## TASK INSTRUCTIONS
Write the material out again in full, exactly.

## SUPPLIED DATA
——————————
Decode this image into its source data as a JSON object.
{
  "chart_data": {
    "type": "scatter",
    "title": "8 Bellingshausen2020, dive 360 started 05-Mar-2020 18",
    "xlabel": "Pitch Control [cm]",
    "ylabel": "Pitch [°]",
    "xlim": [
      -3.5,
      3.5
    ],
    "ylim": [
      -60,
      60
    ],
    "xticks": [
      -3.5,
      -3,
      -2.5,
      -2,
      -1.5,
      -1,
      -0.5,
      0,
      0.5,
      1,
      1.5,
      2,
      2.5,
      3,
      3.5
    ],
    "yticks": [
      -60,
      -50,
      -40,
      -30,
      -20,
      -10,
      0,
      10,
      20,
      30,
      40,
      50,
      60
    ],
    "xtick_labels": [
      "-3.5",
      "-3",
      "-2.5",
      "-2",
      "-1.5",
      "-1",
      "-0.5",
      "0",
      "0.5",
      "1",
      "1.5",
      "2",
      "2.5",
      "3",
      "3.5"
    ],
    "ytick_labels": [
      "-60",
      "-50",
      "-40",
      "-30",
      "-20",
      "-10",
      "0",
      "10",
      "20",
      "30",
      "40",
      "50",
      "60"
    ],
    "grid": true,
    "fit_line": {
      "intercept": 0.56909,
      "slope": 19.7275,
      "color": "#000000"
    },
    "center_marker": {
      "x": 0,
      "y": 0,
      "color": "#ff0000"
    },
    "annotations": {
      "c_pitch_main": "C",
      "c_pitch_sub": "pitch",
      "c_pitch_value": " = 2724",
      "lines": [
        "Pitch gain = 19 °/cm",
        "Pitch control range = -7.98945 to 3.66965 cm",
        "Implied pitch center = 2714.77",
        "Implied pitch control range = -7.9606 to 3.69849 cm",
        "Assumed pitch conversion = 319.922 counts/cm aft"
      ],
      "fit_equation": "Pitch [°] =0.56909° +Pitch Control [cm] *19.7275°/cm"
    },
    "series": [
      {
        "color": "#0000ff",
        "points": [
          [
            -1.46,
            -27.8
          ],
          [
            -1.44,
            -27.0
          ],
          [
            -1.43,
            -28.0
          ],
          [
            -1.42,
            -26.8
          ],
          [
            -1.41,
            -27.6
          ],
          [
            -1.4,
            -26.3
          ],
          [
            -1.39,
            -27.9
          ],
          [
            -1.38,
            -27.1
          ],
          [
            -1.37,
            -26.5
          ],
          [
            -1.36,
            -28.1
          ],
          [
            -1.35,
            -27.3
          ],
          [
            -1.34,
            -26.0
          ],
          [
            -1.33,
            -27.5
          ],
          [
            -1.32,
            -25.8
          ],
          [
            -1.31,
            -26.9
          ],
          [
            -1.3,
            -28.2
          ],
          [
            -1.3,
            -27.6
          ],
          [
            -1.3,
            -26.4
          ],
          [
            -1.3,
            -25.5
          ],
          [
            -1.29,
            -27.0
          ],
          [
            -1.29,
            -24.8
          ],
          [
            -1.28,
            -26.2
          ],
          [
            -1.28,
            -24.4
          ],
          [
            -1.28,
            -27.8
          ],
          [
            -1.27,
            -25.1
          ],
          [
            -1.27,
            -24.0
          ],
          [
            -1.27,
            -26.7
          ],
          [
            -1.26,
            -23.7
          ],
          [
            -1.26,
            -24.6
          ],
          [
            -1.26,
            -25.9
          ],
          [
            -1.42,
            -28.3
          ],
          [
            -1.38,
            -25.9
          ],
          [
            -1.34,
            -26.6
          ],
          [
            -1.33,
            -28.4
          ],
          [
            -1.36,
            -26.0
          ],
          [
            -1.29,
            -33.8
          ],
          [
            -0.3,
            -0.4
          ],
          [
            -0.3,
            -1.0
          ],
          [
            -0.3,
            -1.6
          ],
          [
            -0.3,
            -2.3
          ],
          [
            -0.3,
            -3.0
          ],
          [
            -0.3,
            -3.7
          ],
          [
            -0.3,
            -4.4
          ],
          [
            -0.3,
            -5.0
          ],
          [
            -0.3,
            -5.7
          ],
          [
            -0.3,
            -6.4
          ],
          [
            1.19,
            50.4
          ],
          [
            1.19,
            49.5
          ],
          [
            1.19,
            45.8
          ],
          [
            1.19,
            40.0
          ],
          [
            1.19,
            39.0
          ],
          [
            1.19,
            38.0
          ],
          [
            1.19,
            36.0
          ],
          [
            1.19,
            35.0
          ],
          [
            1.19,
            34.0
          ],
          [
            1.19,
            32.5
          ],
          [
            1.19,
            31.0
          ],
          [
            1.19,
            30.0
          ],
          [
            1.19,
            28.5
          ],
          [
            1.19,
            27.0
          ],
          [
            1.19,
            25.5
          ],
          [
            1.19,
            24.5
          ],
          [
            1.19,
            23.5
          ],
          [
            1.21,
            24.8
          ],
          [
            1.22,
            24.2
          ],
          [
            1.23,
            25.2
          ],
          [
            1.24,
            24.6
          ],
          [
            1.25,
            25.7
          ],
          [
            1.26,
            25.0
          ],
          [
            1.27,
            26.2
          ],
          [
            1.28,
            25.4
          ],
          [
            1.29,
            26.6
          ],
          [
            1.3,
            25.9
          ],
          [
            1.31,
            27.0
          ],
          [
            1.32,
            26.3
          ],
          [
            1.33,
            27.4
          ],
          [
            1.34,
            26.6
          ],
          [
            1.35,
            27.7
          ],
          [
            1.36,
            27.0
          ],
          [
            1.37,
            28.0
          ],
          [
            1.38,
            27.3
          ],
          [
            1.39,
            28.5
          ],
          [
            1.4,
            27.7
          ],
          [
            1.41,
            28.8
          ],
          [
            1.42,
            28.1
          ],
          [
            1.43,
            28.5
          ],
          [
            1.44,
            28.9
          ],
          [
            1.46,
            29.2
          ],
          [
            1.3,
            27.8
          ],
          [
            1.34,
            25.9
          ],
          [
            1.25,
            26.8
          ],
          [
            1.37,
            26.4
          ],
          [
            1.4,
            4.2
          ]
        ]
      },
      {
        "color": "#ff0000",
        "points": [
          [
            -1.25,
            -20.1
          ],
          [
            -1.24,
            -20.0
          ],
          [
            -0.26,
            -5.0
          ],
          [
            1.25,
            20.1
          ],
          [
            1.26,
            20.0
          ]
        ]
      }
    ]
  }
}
——————————
## RESULT FOR THIS EXERCISE
Decode this image into its source data as a JSON object.
{
  "chart_data": {
    "type": "scatter",
    "title": "8 Bellingshausen2020, dive 360 started 05-Mar-2020 18",
    "xlabel": "Pitch Control [cm]",
    "ylabel": "Pitch [°]",
    "xlim": [
      -3.5,
      3.5
    ],
    "ylim": [
      -60,
      60
    ],
    "xticks": [
      -3.5,
      -3,
      -2.5,
      -2,
      -1.5,
      -1,
      -0.5,
      0,
      0.5,
      1,
      1.5,
      2,
      2.5,
      3,
      3.5
    ],
    "yticks": [
      -60,
      -50,
      -40,
      -30,
      -20,
      -10,
      0,
      10,
      20,
      30,
      40,
      50,
      60
    ],
    "xtick_labels": [
      "-3.5",
      "-3",
      "-2.5",
      "-2",
      "-1.5",
      "-1",
      "-0.5",
      "0",
      "0.5",
      "1",
      "1.5",
      "2",
      "2.5",
      "3",
      "3.5"
    ],
    "ytick_labels": [
      "-60",
      "-50",
      "-40",
      "-30",
      "-20",
      "-10",
      "0",
      "10",
      "20",
      "30",
      "40",
      "50",
      "60"
    ],
    "grid": true,
    "fit_line": {
      "intercept": 0.56909,
      "slope": 19.7275,
      "color": "#000000"
    },
    "center_marker": {
      "x": 0,
      "y": 0,
      "color": "#ff0000"
    },
    "annotations": {
      "c_pitch_main": "C",
      "c_pitch_sub": "pitch",
      "c_pitch_value": " = 2724",
      "lines": [
        "Pitch gain = 19 °/cm",
        "Pitch control range = -7.98945 to 3.66965 cm",
        "Implied pitch center = 2714.77",
        "Implied pitch control range = -7.9606 to 3.69849 cm",
        "Assumed pitch conversion = 319.922 counts/cm aft"
      ],
      "fit_equation": "Pitch [°] =0.56909° +Pitch Control [cm] *19.7275°/cm"
    },
    "series": [
      {
        "color": "#0000ff",
        "points": [
          [
            -1.46,
            -27.8
          ],
          [
            -1.44,
            -27.0
          ],
          [
            -1.43,
            -28.0
          ],
          [
            -1.42,
            -26.8
          ],
          [
            -1.41,
            -27.6
          ],
          [
            -1.4,
            -26.3
          ],
          [
            -1.39,
            -27.9
          ],
          [
            -1.38,
            -27.1
          ],
          [
            -1.37,
            -26.5
          ],
          [
            -1.36,
            -28.1
          ],
          [
            -1.35,
            -27.3
          ],
          [
            -1.34,
            -26.0
          ],
          [
            -1.33,
            -27.5
          ],
          [
            -1.32,
            -25.8
          ],
          [
            -1.31,
            -26.9
          ],
          [
            -1.3,
            -28.2
          ],
          [
            -1.3,
            -27.6
          ],
          [
            -1.3,
            -26.4
          ],
          [
            -1.3,
            -25.5
          ],
          [
            -1.29,
            -27.0
          ],
          [
            -1.29,
            -24.8
          ],
          [
            -1.28,
            -26.2
          ],
          [
            -1.28,
            -24.4
          ],
          [
            -1.28,
            -27.8
          ],
          [
            -1.27,
            -25.1
          ],
          [
            -1.27,
            -24.0
          ],
          [
            -1.27,
            -26.7
          ],
          [
            -1.26,
            -23.7
          ],
          [
            -1.26,
            -24.6
          ],
          [
            -1.26,
            -25.9
          ],
          [
            -1.42,
            -28.3
          ],
          [
            -1.38,
            -25.9
          ],
          [
            -1.34,
            -26.6
          ],
          [
            -1.33,
            -28.4
          ],
          [
            -1.36,
            -26.0
          ],
          [
            -1.29,
            -33.8
          ],
          [
            -0.3,
            -0.4
          ],
          [
            -0.3,
            -1.0
          ],
          [
            -0.3,
            -1.6
          ],
          [
            -0.3,
            -2.3
          ],
          [
            -0.3,
            -3.0
          ],
          [
            -0.3,
            -3.7
          ],
          [
            -0.3,
            -4.4
          ],
          [
            -0.3,
            -5.0
          ],
          [
            -0.3,
            -5.7
          ],
          [
            -0.3,
            -6.4
          ],
          [
            1.19,
            50.4
          ],
          [
            1.19,
            49.5
          ],
          [
            1.19,
            45.8
          ],
          [
            1.19,
            40.0
          ],
          [
            1.19,
            39.0
          ],
          [
            1.19,
            38.0
          ],
          [
            1.19,
            36.0
          ],
          [
            1.19,
            35.0
          ],
          [
            1.19,
            34.0
          ],
          [
            1.19,
            32.5
          ],
          [
            1.19,
            31.0
          ],
          [
            1.19,
            30.0
          ],
          [
            1.19,
            28.5
          ],
          [
            1.19,
            27.0
          ],
          [
            1.19,
            25.5
          ],
          [
            1.19,
            24.5
          ],
          [
            1.19,
            23.5
          ],
          [
            1.21,
            24.8
          ],
          [
            1.22,
            24.2
          ],
          [
            1.23,
            25.2
          ],
          [
            1.24,
            24.6
          ],
          [
            1.25,
            25.7
          ],
          [
            1.26,
            25.0
          ],
          [
            1.27,
            26.2
          ],
          [
            1.28,
            25.4
          ],
          [
            1.29,
            26.6
          ],
          [
            1.3,
            25.9
          ],
          [
            1.31,
            27.0
          ],
          [
            1.32,
            26.3
          ],
          [
            1.33,
            27.4
          ],
          [
            1.34,
            26.6
          ],
          [
            1.35,
            27.7
          ],
          [
            1.36,
            27.0
          ],
          [
            1.37,
            28.0
          ],
          [
            1.38,
            27.3
          ],
          [
            1.39,
            28.5
          ],
          [
            1.4,
            27.7
          ],
          [
            1.41,
            28.8
          ],
          [
            1.42,
            28.1
          ],
          [
            1.43,
            28.5
          ],
          [
            1.44,
            28.9
          ],
          [
            1.46,
            29.2
          ],
          [
            1.3,
            27.8
          ],
          [
            1.34,
            25.9
          ],
          [
            1.25,
            26.8
          ],
          [
            1.37,
            26.4
          ],
          [
            1.4,
            4.2
          ]
        ]
      },
      {
        "color": "#ff0000",
        "points": [
          [
            -1.25,
            -20.1
          ],
          [
            -1.24,
            -20.0
          ],
          [
            -0.26,
            -5.0
          ],
          [
            1.25,
            20.1
          ],
          [
            1.26,
            20.0
          ]
        ]
      }
    ]
  }
}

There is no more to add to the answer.